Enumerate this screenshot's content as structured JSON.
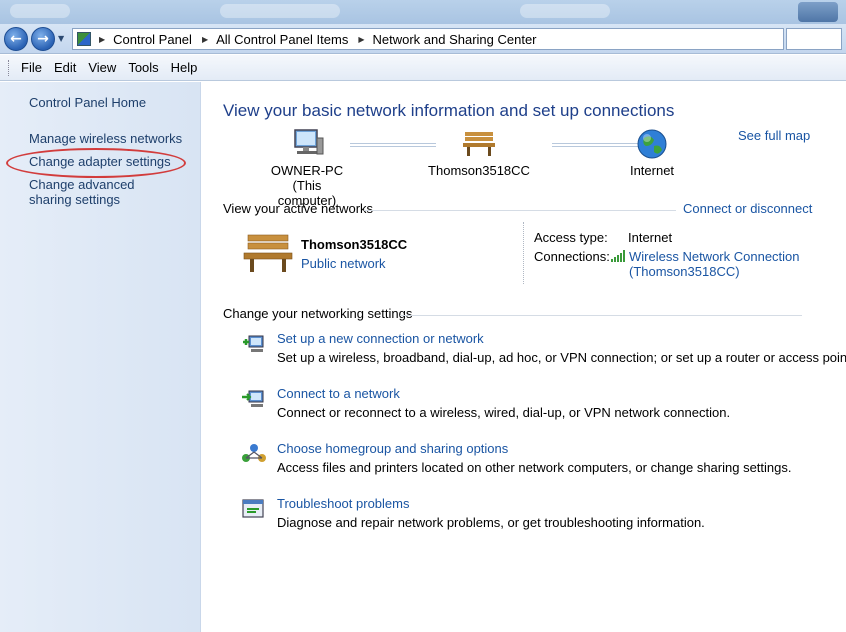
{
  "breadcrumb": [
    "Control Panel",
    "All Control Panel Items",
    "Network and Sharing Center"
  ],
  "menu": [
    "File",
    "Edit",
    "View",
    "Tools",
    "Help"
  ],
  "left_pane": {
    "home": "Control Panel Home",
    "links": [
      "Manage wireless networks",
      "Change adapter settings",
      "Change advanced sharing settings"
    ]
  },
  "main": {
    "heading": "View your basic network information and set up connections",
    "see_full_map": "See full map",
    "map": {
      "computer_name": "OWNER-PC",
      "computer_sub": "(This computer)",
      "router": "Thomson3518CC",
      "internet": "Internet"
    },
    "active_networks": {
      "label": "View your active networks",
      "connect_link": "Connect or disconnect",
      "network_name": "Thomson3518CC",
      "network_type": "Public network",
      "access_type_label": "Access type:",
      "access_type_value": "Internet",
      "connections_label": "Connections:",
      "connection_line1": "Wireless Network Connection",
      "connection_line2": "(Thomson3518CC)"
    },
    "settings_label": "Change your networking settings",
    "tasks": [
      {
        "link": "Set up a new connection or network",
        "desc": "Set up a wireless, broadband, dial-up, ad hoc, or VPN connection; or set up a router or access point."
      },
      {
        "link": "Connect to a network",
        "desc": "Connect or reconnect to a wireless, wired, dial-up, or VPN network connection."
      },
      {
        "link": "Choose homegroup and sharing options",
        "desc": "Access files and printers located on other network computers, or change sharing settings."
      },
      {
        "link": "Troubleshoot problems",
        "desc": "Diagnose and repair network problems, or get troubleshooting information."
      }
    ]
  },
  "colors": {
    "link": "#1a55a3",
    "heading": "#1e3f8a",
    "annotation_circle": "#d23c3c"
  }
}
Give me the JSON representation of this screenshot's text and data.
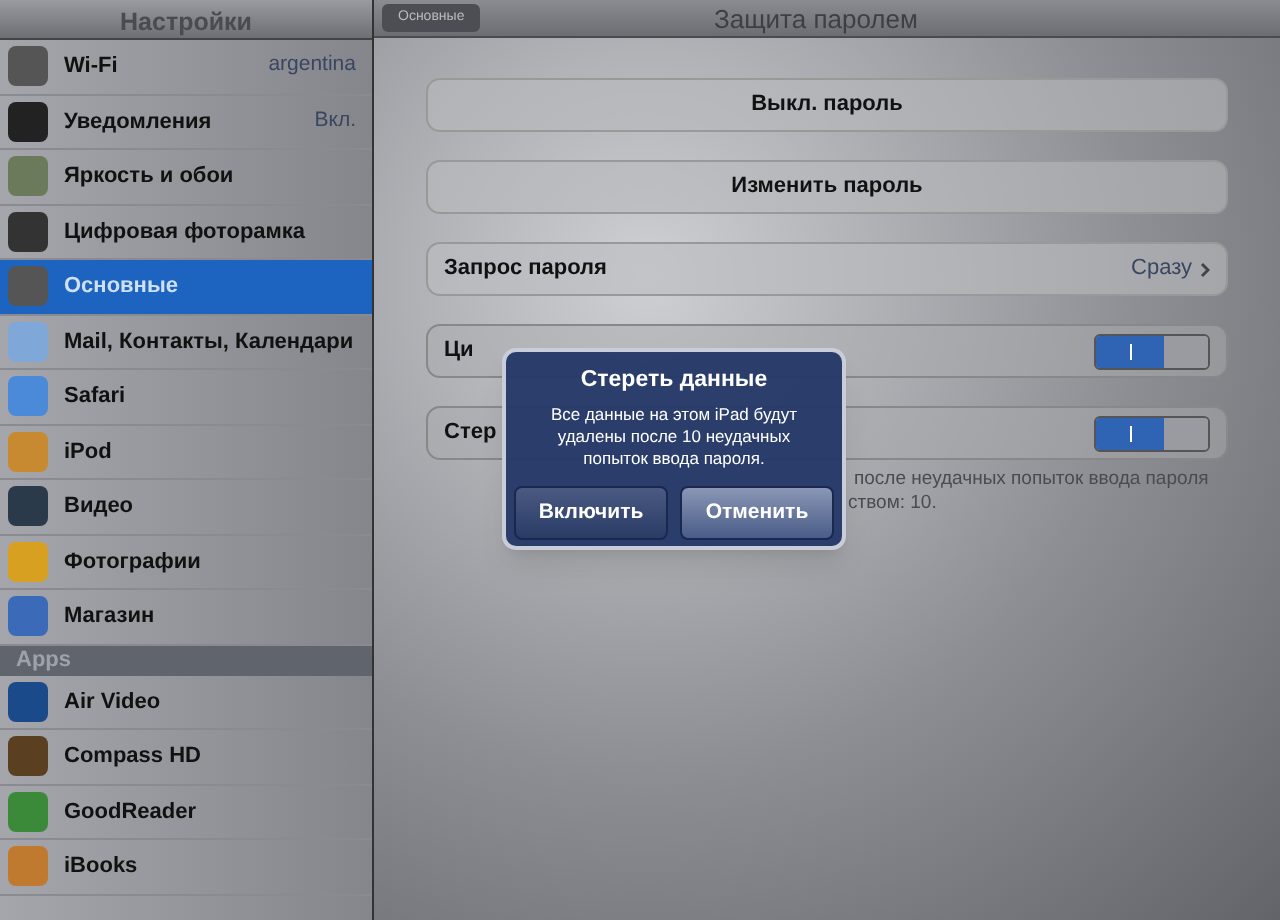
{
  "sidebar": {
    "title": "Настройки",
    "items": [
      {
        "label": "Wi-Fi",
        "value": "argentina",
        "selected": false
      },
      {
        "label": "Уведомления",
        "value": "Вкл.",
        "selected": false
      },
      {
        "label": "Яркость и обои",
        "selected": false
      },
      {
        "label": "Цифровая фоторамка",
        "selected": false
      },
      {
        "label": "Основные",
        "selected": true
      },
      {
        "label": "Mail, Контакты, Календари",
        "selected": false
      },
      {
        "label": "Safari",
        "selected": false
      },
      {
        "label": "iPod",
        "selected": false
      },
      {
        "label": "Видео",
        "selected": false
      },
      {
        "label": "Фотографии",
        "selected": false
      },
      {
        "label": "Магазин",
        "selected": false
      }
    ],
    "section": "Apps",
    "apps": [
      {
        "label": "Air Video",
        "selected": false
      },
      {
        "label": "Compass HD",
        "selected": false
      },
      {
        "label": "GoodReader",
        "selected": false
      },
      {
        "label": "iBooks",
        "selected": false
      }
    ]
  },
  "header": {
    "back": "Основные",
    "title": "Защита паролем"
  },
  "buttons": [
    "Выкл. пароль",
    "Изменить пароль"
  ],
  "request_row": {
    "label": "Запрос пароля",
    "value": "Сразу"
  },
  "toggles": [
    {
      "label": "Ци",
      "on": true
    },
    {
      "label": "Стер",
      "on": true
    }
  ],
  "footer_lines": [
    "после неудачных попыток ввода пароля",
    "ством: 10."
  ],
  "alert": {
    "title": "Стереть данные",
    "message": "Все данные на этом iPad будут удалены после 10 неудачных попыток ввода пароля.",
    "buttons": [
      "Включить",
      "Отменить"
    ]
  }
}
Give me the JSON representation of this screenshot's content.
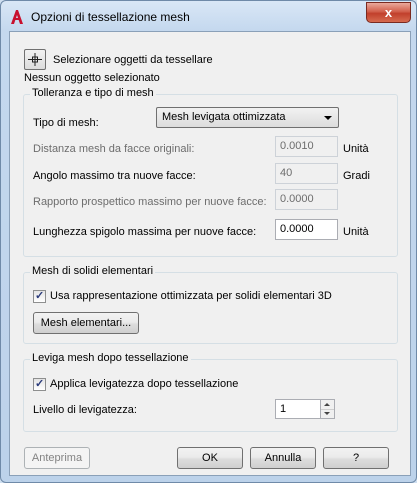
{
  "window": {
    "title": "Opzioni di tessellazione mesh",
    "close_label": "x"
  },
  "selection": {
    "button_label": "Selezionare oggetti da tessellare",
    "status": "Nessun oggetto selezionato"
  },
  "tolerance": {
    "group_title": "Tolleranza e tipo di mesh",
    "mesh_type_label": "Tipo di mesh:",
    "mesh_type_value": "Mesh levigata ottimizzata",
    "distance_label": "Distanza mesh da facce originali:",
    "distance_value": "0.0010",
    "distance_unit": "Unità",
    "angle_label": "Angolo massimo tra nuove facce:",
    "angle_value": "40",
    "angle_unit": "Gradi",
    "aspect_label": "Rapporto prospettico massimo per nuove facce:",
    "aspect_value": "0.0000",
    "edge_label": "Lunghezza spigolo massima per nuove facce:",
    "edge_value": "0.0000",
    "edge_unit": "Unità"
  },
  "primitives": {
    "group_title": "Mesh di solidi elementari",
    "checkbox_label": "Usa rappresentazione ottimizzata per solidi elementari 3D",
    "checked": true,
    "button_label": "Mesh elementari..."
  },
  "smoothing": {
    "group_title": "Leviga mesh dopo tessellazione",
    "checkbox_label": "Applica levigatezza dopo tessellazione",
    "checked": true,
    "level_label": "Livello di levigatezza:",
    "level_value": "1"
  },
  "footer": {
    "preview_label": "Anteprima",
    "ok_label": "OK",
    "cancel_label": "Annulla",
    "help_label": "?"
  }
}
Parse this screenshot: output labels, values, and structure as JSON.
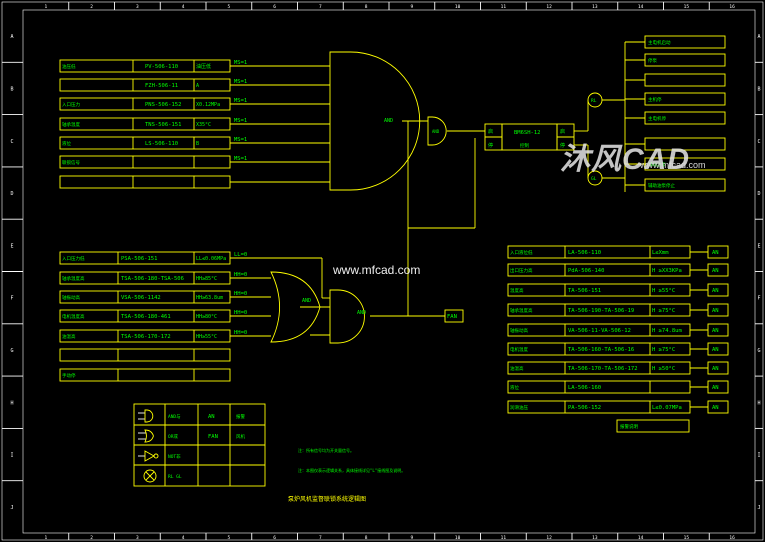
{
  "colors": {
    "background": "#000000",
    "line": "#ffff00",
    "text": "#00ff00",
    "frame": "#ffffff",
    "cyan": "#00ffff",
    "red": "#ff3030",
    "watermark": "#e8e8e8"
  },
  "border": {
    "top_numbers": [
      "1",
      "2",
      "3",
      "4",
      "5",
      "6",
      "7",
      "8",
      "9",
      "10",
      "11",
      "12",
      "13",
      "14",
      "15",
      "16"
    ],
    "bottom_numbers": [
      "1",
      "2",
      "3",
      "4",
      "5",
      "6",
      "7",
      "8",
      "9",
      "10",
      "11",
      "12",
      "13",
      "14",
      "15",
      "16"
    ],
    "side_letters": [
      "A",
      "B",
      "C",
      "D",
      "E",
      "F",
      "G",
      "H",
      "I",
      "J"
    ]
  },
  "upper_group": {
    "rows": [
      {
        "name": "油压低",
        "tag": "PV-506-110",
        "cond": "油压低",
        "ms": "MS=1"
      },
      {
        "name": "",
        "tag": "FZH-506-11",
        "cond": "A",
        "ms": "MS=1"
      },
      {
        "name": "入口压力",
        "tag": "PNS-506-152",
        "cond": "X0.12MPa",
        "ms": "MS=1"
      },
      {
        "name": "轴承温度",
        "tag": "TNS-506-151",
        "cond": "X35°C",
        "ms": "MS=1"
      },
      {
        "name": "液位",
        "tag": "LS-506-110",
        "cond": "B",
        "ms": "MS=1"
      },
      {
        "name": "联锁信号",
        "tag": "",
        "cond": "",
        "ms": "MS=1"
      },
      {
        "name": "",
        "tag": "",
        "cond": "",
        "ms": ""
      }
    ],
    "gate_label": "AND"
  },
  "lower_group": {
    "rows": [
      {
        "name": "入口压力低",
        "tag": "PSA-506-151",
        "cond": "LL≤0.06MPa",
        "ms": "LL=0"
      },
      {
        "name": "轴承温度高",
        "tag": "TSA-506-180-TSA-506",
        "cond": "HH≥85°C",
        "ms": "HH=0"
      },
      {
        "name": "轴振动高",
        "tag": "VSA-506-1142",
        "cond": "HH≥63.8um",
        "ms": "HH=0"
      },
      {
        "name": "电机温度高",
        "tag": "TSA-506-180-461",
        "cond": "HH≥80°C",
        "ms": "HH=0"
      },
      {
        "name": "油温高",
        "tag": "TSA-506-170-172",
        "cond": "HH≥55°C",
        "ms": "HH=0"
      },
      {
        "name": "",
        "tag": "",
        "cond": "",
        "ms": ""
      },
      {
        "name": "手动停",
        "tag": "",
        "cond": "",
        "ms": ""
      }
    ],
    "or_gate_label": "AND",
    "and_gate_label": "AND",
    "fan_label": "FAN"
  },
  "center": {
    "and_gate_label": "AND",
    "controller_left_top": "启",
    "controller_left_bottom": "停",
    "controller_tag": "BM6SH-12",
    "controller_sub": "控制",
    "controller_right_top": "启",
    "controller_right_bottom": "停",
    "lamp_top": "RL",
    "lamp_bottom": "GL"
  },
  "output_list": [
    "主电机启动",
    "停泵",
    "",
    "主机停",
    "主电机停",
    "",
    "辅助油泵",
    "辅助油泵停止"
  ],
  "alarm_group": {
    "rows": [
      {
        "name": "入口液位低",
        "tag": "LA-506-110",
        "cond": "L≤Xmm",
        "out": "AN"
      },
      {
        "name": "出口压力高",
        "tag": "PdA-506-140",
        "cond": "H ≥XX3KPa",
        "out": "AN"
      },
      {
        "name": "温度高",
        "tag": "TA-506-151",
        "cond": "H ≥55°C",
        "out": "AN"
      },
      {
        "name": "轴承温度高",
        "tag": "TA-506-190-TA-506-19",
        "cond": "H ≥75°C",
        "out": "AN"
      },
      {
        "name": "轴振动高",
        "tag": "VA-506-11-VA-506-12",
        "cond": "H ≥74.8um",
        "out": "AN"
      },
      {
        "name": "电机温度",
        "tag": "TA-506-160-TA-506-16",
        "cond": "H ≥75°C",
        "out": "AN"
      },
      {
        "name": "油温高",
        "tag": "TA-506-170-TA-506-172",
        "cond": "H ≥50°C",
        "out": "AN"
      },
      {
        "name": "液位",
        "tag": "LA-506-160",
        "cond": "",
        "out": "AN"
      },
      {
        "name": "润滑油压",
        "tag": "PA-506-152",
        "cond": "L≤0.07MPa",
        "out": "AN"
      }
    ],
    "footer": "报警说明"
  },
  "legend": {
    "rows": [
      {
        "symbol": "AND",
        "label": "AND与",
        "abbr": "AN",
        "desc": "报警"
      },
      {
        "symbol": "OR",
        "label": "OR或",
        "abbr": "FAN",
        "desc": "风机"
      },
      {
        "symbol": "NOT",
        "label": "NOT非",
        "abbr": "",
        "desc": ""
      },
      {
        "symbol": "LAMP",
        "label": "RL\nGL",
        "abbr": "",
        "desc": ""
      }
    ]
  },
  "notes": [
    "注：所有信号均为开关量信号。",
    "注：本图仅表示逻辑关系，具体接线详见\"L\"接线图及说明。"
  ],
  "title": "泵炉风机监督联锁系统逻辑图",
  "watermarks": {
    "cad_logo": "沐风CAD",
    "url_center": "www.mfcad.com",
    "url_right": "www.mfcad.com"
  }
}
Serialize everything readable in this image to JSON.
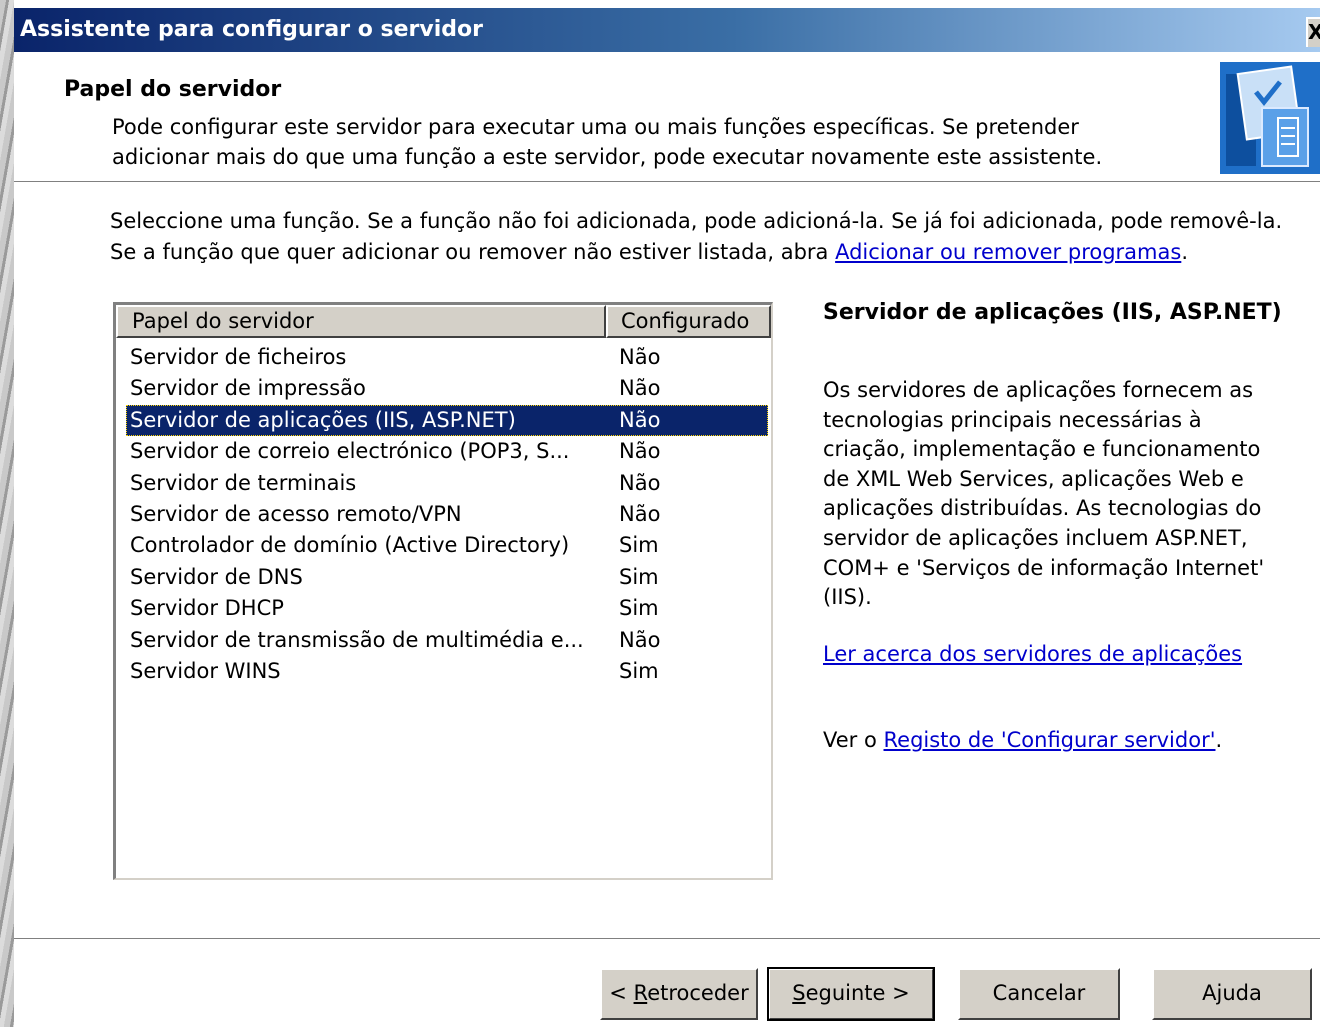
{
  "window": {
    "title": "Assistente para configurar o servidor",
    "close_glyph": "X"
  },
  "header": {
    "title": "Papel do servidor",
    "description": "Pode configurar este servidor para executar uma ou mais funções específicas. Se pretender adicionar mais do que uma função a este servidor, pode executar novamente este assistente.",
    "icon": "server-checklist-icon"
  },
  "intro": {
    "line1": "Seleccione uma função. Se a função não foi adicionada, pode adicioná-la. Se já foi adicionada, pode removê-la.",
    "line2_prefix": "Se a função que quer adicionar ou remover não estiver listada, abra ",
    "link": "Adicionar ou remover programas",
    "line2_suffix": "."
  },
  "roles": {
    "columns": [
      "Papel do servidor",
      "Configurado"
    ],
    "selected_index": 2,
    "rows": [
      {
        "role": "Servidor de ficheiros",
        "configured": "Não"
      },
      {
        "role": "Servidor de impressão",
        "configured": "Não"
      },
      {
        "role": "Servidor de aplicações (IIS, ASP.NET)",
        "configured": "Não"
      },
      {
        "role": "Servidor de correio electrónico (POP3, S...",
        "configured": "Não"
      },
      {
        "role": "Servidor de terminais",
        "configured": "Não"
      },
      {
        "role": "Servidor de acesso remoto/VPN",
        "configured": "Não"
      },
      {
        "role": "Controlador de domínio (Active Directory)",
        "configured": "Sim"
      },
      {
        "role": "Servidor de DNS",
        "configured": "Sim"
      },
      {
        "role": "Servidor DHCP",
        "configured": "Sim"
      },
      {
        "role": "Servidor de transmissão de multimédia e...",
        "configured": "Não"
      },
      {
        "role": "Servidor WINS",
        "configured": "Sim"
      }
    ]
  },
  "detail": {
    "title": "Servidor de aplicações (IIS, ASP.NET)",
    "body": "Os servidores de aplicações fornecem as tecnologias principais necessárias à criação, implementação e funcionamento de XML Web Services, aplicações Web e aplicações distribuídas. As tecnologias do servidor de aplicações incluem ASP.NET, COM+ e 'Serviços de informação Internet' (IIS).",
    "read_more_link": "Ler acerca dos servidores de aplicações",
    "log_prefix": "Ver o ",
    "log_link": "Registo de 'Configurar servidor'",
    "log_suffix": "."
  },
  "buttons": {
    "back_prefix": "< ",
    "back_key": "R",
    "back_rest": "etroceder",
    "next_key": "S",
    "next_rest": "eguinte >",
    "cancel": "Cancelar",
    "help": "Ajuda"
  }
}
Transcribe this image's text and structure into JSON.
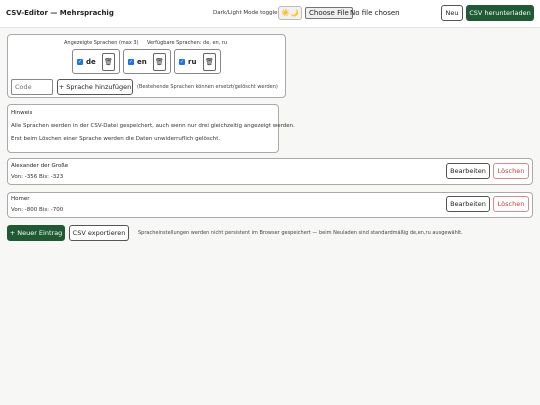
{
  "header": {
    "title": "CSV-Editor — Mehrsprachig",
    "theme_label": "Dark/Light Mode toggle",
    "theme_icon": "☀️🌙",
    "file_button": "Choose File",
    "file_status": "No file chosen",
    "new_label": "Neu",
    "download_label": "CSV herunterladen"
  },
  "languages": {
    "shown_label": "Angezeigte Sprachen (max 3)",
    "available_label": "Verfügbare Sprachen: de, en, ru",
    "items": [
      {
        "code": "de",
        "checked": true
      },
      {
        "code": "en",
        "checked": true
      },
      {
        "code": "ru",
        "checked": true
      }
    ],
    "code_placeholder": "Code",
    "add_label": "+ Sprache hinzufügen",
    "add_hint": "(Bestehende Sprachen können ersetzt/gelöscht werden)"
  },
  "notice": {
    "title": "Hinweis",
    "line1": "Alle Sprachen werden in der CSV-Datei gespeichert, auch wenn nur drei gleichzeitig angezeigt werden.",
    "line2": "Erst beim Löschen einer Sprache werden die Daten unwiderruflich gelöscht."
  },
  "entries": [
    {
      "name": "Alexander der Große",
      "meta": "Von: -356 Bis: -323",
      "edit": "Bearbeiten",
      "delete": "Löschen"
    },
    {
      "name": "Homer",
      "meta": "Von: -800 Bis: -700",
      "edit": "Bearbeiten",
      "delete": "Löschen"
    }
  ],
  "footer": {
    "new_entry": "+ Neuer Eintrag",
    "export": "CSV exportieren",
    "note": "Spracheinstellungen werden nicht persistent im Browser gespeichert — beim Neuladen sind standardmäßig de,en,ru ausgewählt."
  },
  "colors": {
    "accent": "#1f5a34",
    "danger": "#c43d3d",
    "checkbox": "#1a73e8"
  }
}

--

Collect the lines that hold "image".

Serialize everything readable in this image to JSON.
Transcribe this image's text and structure into JSON.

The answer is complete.